■ Problem description
Copy every line of the records below that holds the word "JSON".

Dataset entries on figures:
================================

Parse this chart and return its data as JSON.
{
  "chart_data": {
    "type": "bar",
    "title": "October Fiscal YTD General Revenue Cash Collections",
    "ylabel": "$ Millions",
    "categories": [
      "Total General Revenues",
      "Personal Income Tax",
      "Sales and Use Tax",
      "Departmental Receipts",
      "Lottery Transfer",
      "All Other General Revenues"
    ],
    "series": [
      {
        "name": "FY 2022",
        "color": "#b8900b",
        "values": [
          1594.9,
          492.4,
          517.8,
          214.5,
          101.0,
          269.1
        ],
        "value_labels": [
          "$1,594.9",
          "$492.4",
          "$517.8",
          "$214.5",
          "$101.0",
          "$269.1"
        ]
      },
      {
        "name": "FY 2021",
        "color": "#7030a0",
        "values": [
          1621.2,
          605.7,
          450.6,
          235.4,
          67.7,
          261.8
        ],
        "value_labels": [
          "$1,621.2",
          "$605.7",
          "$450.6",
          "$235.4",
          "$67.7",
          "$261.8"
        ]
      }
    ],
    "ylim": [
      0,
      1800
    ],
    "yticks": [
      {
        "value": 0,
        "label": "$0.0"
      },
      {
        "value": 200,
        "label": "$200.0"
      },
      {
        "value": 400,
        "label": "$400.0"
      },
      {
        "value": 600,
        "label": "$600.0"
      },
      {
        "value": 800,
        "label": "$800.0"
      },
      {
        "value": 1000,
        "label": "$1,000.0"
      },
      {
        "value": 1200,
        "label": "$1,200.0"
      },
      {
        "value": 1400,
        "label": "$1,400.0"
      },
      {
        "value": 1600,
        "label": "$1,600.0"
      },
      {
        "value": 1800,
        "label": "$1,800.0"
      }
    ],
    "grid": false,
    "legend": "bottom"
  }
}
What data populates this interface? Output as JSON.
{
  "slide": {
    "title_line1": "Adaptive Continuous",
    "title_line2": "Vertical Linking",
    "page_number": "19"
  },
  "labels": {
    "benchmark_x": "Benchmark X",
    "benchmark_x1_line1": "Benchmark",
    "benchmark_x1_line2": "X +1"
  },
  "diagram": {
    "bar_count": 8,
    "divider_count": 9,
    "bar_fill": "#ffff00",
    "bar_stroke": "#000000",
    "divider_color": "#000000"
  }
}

================================

■ The result
Parse this chart and return its data as JSON.
What data populates this interface? Output as JSON.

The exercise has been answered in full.